- Task statement -
Resume the forum thread on pivotal acts, continuing from its last sentence.

I see the argument you're making there. I still think my point stands: the strategically relevant question is not whether unilateral pivotal act intentions will cause problems, the question is whether aiming for a unilateral pivotal act would or would not reduce the chance of human extinction much more than aiming for a multilateral pivotal act. The OP does not actually attempt to compare the two, it just lists some problems with aiming for a unilateral pivotal act.

I do think that aiming for a unilateral act increases the chance of successfully executing the pivotal act by multiple orders of magnitude, even accounting for the part where other players react to the intention, and that completely swamps the other considerations.

Just as a related idea, in my mind, I often do a kind of thinking that HPMOR!Harry would call “Hufflepuff Bones”, where I look for ways a problem is solvable in physical reality at all, before considering ethical and coordination and even much in the way of practical concerns.

it's much more likely that someone could actually perform a unilateral pivotal act; it is a far easier problem, even after accounting for the problems the OP mentions in Part 1.

What I've never understood about the pivotal act plan is exactly what the successful AGI team is supposed to do after melting the GPUs or whatever. Every government on Earth will now consider them their enemy; they will immediately be destroyed unless they can defend themselves militarily, then countries will simply rebuild the GPU factories and continue on as before(except now in a more combative, disrupted, AI-race-encouraging geopolitical situation). So any pivotal act seems to require, at a minimum, an AI capable of militarily defeating all countries' militaries. Then in order to not have society collapse, you probably need to become the government yourself, or take over or persuade existing governments to go along with your agenda. But an AGI that would be capable of doing all this safely seems...not much easier to create than a full-on FAI? It's not like you could get by with an AI that was freakishly skilled at designing nanomachines but nothing else, you'd need something much more general. But isn't the whole idea of the pivotal act plan that you don't need to solve alignment in full generality to execute a pivotal act? For these reasons, executing a unilateral pivotal act(that actually results in an x-risk reduction) does not seem obviously easier than convincing governments to me.

Oh, melting the GPUs would not actually be a pivotal act. There would need to be some way to prevent new GPUs from being built in order for it to be a pivotal act.

Military capability is not strictly necessary; a pivotal act need not necessarily piss off world governments. AGI-driven propaganda, for instance, might avoid that.

Alternatively, an AGI could produce nanomachines which destroy GPUs, are extremely hard to eradicate, but otherwise don't do much of anything.

(Note that these aren't intended to be very good/realistic suggestions, they're just meant to point to different dimensions of the possibility space.)

Oh, melting the GPUs would not actually be a pivotal act

Well yeah, that's my point. It seems to me that any pivotal act worthy of the name would essentially require the AI team to become an AGI-powered world government, which seems pretty darn difficult to pull off safely. The superpowered-AI-propaganda plan falls under this category. The long-lasting nanomachines idea is cute, but I bet people would just figure out ways to evade the nanomachines' definition of 'GPU'.

Layout coordinate data
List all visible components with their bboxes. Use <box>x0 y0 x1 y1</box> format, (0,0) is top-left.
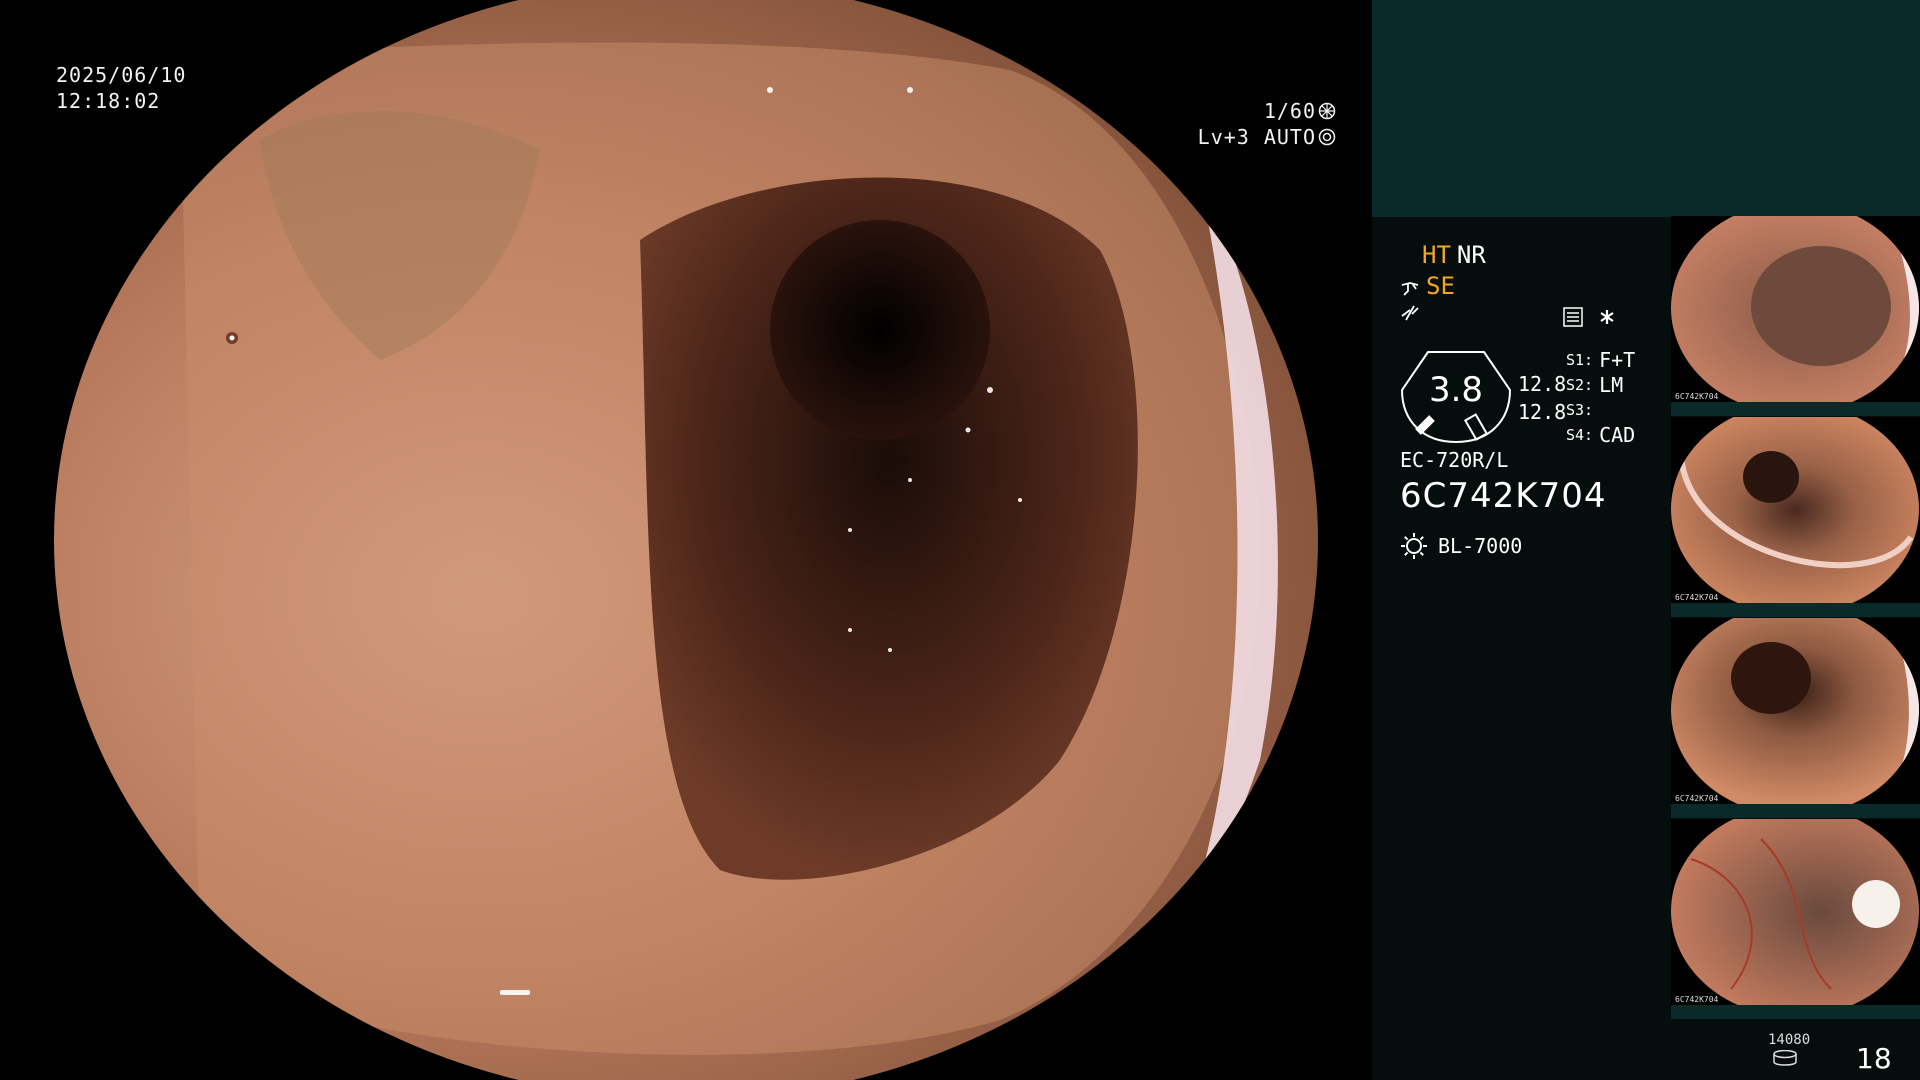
enhance-icon <box>1401 305 1419 321</box>
switch-settings: S1: F+T S2: LM S3: S4: CAD <box>1566 348 1635 448</box>
setting-value: F+T <box>1599 348 1636 372</box>
status-block: HT NR SE <box>1400 240 1486 324</box>
image-count: 14080 <box>1768 1032 1811 1048</box>
gauge-value: 3.8 <box>1428 370 1484 410</box>
thumbnail-label: 6C742K704 <box>1675 794 1719 803</box>
setting-value: LM <box>1599 373 1624 397</box>
gauge-reading-2: 12.8 <box>1518 400 1567 424</box>
video-date: 2025/06/10 <box>56 63 187 87</box>
video-datetime: 2025/06/10 12:18:02 <box>56 62 186 114</box>
thumbnail-strip: 6C742K704 6C742K704 6C742K704 6C742K704 <box>1671 216 1920 1020</box>
shutter-speed: 1/60 <box>1263 99 1316 123</box>
thumbnail-image <box>1671 819 1919 1005</box>
page-number: 18 <box>1856 1042 1892 1075</box>
setting-value: CAD <box>1599 423 1636 447</box>
settings-list-icon <box>1563 307 1583 327</box>
thumbnail[interactable]: 6C742K704 <box>1671 618 1920 818</box>
light-source-icon <box>1401 533 1427 559</box>
exposure-info: 1/60 Lv+3 AUTO <box>1198 98 1336 150</box>
shutter-icon <box>1318 102 1336 120</box>
thumbnail-label: 6C742K704 <box>1675 593 1719 602</box>
gauge: 3.8 <box>1398 350 1514 444</box>
thumbnail-image <box>1671 618 1919 808</box>
thumbnail-label: 6C742K704 <box>1675 392 1719 401</box>
thumbnail-bar <box>1671 804 1920 818</box>
setting-key: S2: <box>1566 376 1594 394</box>
switch-setting-s2: S2: LM <box>1566 373 1635 398</box>
iris-icon <box>1318 128 1336 146</box>
setting-key: S3: <box>1566 401 1594 419</box>
endoscope-image <box>54 0 1318 1080</box>
endoscope-view: 2025/06/10 12:18:02 1/60 Lv+3 AUTO <box>0 0 1372 1080</box>
thumbnail-image <box>1671 417 1919 603</box>
scope-serial: 6C742K704 <box>1400 476 1607 516</box>
storage-icon <box>1773 1050 1797 1066</box>
asterisk-icon <box>1600 310 1614 324</box>
video-time: 12:18:02 <box>56 89 161 113</box>
gauge-readings: 12.8 12.8 <box>1518 370 1566 426</box>
thumbnail-bar <box>1671 603 1920 617</box>
brightness-level: Lv+3 <box>1197 125 1250 149</box>
thumbnail[interactable]: 6C742K704 <box>1671 819 1920 1019</box>
thumbnail-image <box>1671 216 1919 402</box>
mode-icons <box>1562 306 1616 328</box>
ht-indicator: HT <box>1422 241 1451 269</box>
light-source: BL-7000 <box>1400 532 1522 560</box>
scope-model: EC-720R/L <box>1400 448 1509 472</box>
thumbnail[interactable]: 6C742K704 <box>1671 417 1920 617</box>
setting-key: S1: <box>1566 351 1594 369</box>
thumbnail-label: 6C742K704 <box>1675 995 1719 1004</box>
light-source-label: BL-7000 <box>1438 534 1523 558</box>
nr-indicator: NR <box>1456 241 1486 269</box>
thumbnail-bar <box>1671 1005 1920 1019</box>
scope-function-icon <box>1401 281 1419 296</box>
switch-setting-s3: S3: <box>1566 398 1635 423</box>
gauge-reading-1: 12.8 <box>1518 372 1567 396</box>
thumbnail-bar <box>1671 402 1920 416</box>
se-indicator: SE <box>1426 272 1455 300</box>
switch-setting-s4: S4: CAD <box>1566 423 1635 448</box>
thumbnail[interactable]: 6C742K704 <box>1671 216 1920 416</box>
iris-mode: AUTO <box>1263 125 1316 149</box>
info-panel: HT NR SE 3.8 12.8 12.8 S1: F+T S2: LM S3… <box>1372 0 1920 1080</box>
setting-key: S4: <box>1566 426 1594 444</box>
panel-header-area <box>1372 0 1920 217</box>
switch-setting-s1: S1: F+T <box>1566 348 1635 373</box>
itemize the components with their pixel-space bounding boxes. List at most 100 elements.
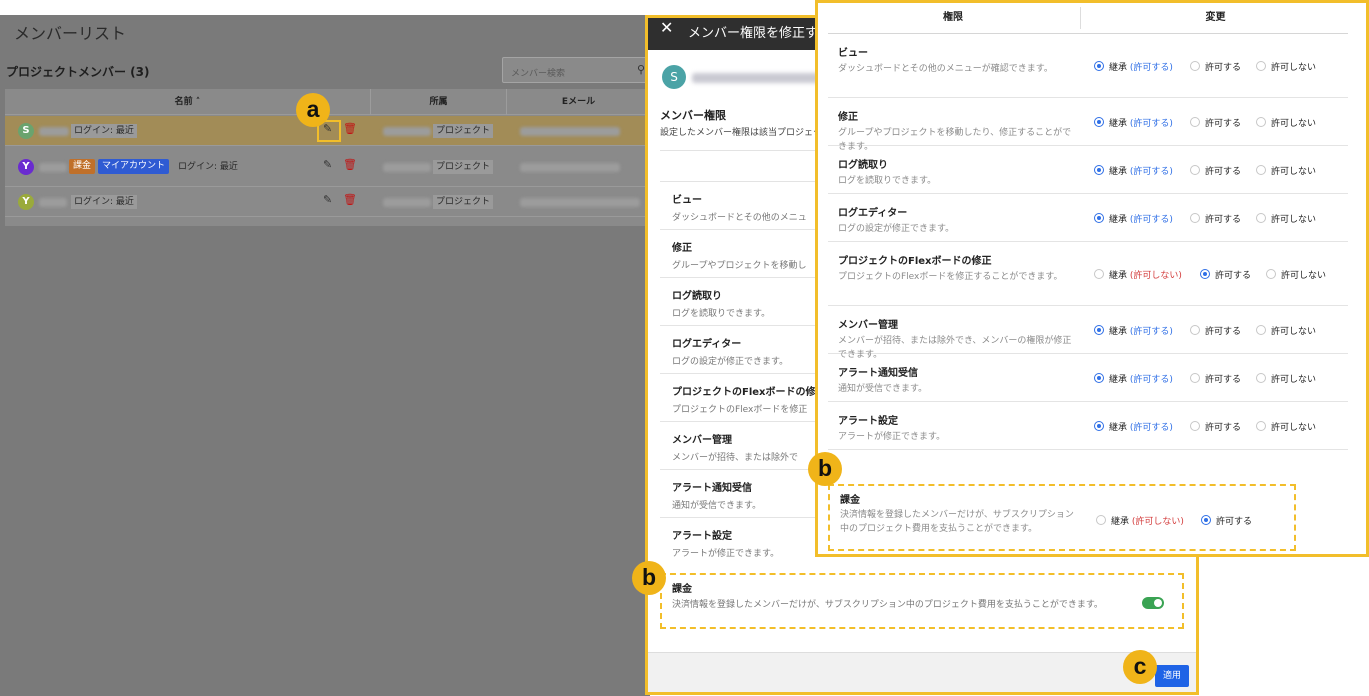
- option-inherit[interactable]: 継承 (許可しない): [1096, 514, 1184, 527]
- radio-icon: [1256, 213, 1266, 223]
- option-label: 許可しない: [1271, 375, 1317, 385]
- radio-icon: [1094, 213, 1104, 223]
- search-icon: ⚲: [636, 63, 645, 76]
- option-label: 許可しない: [1271, 327, 1317, 337]
- option-allow[interactable]: 許可する: [1190, 324, 1241, 337]
- email-blurred: [520, 127, 620, 136]
- option-deny[interactable]: 許可しない: [1256, 116, 1316, 129]
- permission-row: アラート設定 アラートが修正できます。 継承 (許可する) 許可する 許可しない: [828, 402, 1348, 450]
- column-header-email[interactable]: Eメール: [507, 89, 650, 115]
- option-allow[interactable]: 許可する: [1190, 420, 1241, 433]
- permission-title: メンバー管理: [838, 320, 898, 331]
- my-account-badge: マイアカウント: [98, 159, 170, 174]
- radio-icon: [1094, 165, 1104, 175]
- inherit-value: (許可する): [1129, 327, 1173, 337]
- permission-description: 設定したメンバー権限は該当プロジェクト: [660, 128, 832, 138]
- option-allow[interactable]: 許可する: [1190, 212, 1241, 225]
- column-header-permission: 権限: [943, 12, 963, 23]
- permission-title: ログエディター: [672, 339, 742, 350]
- radio-icon: [1200, 269, 1210, 279]
- member-name-blurred: [39, 198, 67, 207]
- option-label: 許可する: [1205, 119, 1242, 129]
- edit-icon[interactable]: ✎: [323, 193, 332, 206]
- radio-icon: [1190, 325, 1200, 335]
- radio-icon: [1094, 117, 1104, 127]
- dialog-footer: 適用: [648, 652, 1196, 692]
- permission-desc: メンバーが招待、または除外で: [672, 453, 799, 463]
- affiliation-tag: プロジェクト: [433, 124, 494, 138]
- option-deny[interactable]: 許可しない: [1256, 164, 1316, 177]
- inherit-value: (許可する): [1129, 167, 1173, 177]
- permission-row: ログエディター ログの設定が修正できます。 継承 (許可する) 許可する 許可しない: [828, 194, 1348, 242]
- option-deny[interactable]: 許可しない: [1256, 60, 1316, 73]
- radio-icon: [1190, 421, 1200, 431]
- column-header-affiliation[interactable]: 所属: [371, 89, 506, 115]
- permission-title: アラート設定: [838, 416, 898, 427]
- radio-icon: [1266, 269, 1276, 279]
- permission-desc: プロジェクトのFlexボードを修正することができます。: [838, 272, 1063, 282]
- option-label: 許可しない: [1271, 63, 1317, 73]
- marker-a: a: [296, 93, 330, 127]
- option-allow[interactable]: 許可する: [1200, 268, 1251, 281]
- option-inherit[interactable]: 継承 (許可する): [1094, 212, 1173, 225]
- login-status: ログイン: 最近: [71, 124, 137, 138]
- option-allow[interactable]: 許可する: [1190, 60, 1241, 73]
- radio-icon: [1256, 373, 1266, 383]
- option-inherit[interactable]: 継承 (許可する): [1094, 60, 1173, 73]
- option-label: 継承: [1111, 517, 1130, 527]
- option-label: 継承: [1109, 63, 1128, 73]
- option-label: 許可しない: [1271, 119, 1317, 129]
- close-icon[interactable]: ✕: [660, 18, 673, 37]
- option-deny[interactable]: 許可しない: [1256, 372, 1316, 385]
- billing-toggle[interactable]: [1142, 597, 1164, 609]
- inherit-value: (許可する): [1129, 423, 1173, 433]
- option-allow[interactable]: 許可する: [1190, 116, 1241, 129]
- inherit-value: (許可する): [1129, 119, 1173, 129]
- permission-heading: メンバー権限: [660, 109, 726, 122]
- search-placeholder: メンバー検索: [511, 69, 566, 79]
- radio-icon: [1094, 61, 1104, 71]
- option-allow[interactable]: 許可する: [1190, 372, 1241, 385]
- permission-row: メンバー管理 メンバーが招待、または除外でき、メンバーの権限が修正できます。 継承 …: [828, 306, 1348, 360]
- apply-button[interactable]: 適用: [1155, 665, 1189, 687]
- billing-title: 課金: [672, 584, 692, 595]
- radio-icon: [1094, 421, 1104, 431]
- search-input[interactable]: メンバー検索 ⚲: [502, 57, 650, 83]
- affiliation-blurred: [383, 198, 431, 207]
- option-allow[interactable]: 許可する: [1201, 514, 1252, 527]
- avatar: Y: [18, 194, 34, 210]
- option-allow[interactable]: 許可する: [1190, 164, 1241, 177]
- delete-icon[interactable]: 🗑: [343, 122, 357, 135]
- option-deny[interactable]: 許可しない: [1256, 212, 1316, 225]
- option-deny[interactable]: 許可しない: [1256, 420, 1316, 433]
- inherit-value: (許可する): [1129, 215, 1173, 225]
- option-inherit[interactable]: 継承 (許可する): [1094, 324, 1173, 337]
- option-inherit[interactable]: 継承 (許可する): [1094, 372, 1173, 385]
- option-deny[interactable]: 許可しない: [1266, 268, 1326, 281]
- option-inherit[interactable]: 継承 (許可しない): [1094, 268, 1182, 281]
- table-row[interactable]: Y ログイン: 最近 ✎ 🗑 プロジェクト: [5, 187, 650, 217]
- marker-b: b: [632, 561, 666, 595]
- permission-title: メンバー管理: [672, 435, 732, 446]
- option-label: 許可する: [1216, 517, 1253, 527]
- edit-icon[interactable]: ✎: [323, 158, 332, 171]
- option-label: 許可しない: [1281, 271, 1327, 281]
- option-label: 許可する: [1205, 327, 1242, 337]
- option-label: 継承: [1109, 167, 1128, 177]
- permission-desc: アラートが修正できます。: [672, 549, 780, 559]
- option-label: 許可しない: [1271, 215, 1317, 225]
- delete-icon[interactable]: 🗑: [343, 158, 357, 171]
- inherit-value: (許可しない): [1131, 517, 1184, 527]
- permission-title: アラート通知受信: [838, 368, 918, 379]
- permission-desc: ダッシュボードとその他のメニュ: [672, 213, 807, 223]
- option-inherit[interactable]: 継承 (許可する): [1094, 164, 1173, 177]
- radio-icon: [1201, 515, 1211, 525]
- option-label: 許可する: [1205, 423, 1242, 433]
- table-row[interactable]: Y 課金 マイアカウント ログイン: 最近 ✎ 🗑 プロジェクト: [5, 147, 650, 187]
- radio-icon: [1256, 61, 1266, 71]
- option-inherit[interactable]: 継承 (許可する): [1094, 420, 1173, 433]
- permission-title: ビュー: [838, 48, 868, 59]
- option-deny[interactable]: 許可しない: [1256, 324, 1316, 337]
- delete-icon[interactable]: 🗑: [343, 193, 357, 206]
- option-inherit[interactable]: 継承 (許可する): [1094, 116, 1173, 129]
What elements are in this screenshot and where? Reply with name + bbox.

- Result of this exercise -
Note that these aren't intended to be very good/realistic suggestions, they're just meant to point to different dimensions of the possibility space

Fair enough...but if the pivotal act plan is workable, there should be some member of that space which actually is good/seems like it has a shot of working out in reality(and which wouldn't require a full FAI). I've never heard any and am having a hard time thinking of one. Now it could be that MIRI or others think they have a workable plan which they don't want to share the details of due to infohazard concerns. But as an outside observer, I have to assign a certain amount of probability to that being self-delusion.

Well yeah, that's my point. It seems to me that any pivotal act worthy of the name would essentially require the AI team to become an AGI-powered world government, which seems pretty darn difficult to pull off safely. The superpowered-AI-propaganda plan falls under this category.

Yeah. I think this sort of thing is why Eliezer thinks we're doomed – getting the humanity to coordinate collectively seems doomed (i.e. see Gain of Function Research), and there are no weak pivotal acts that aren't basically impossible to execute safely.

The nanomachine gpu-melting pivotal act is meant to be a gesture at the difficulty / power level, not an actual working example. The other gestured-example I've heard is "upload aligned people who think hard for 1000 subjective years and hopefully figure something out." I've heard someone from MIRI argue that one is also unworkable but wasn't sure on the exact reasons.

Yeah. I think this sort of thing is why Eliezer thinks we're doomed

Hmm, interesting...but wasn't he more optimistic a few years ago, when his plan was still "pull off a pivotal act with a limited AI"? I thought the thing that made him update towards doom was the apparent difficulty of safely making even a limited AI, plus shorter timelines.

other gestured-example I've heard is "upload aligned people who think hard for 1000 subjective years and hopefully figure something out."

Ah, that actually seems like it might work. I guess the problem is that an AI that can competently do neuroscience well enough to do this would have to be pretty general. Maybe a more realistic plan along the same lines might be to try using ML to replicate the functional activity of various parts of the human brain and create 'pseudo-uploads'. Or just try to create an AI with similar architecture and roughly-similar reward function to us, hoping that human values are more generic than they might appear.

It seems relatively plausible that you could use a Limited AGI to build a nanotech system capable of uploading a diverse assortment of (non-brain, or maybe only very small brains) living tissue without damaging them, and that this system would learn how to upload tissue in a general way. Then you could use the system (not the AGI) to upload humans (tested on increasingly complex animals). It would be a relatively inefficient emulation, but it doesn't seem obviously doomed to me.

Probably too late once hardware is available to do this though.

Followup point on the Gain-of-Function-Ban as practice-run for AI:

My sense is that the biorisk people who were thinking about Gain-of-Function-Ban were not primarily modeling it as a practice run for regulating AGI. This may result in them not really prioritizing it.

I think biorisk is significantly lower than AGI risk, so if it's tractable and useful to regulate Gain of Function research as a practice run for regulating AGI, it's plausible this is actually much more important than business-as-usual biorisk. 

BUT I think smart people I know seem to disagree about how any of this works, so the "if tractable and useful" conditional is pretty non-obvious to me.

If bio-and-AI-people haven't had a serious conversation about this where they mapped out the considerations in more detail, I do think that should happen.

(edited)

There are/could be crucial differences between GoF and some AGI examples.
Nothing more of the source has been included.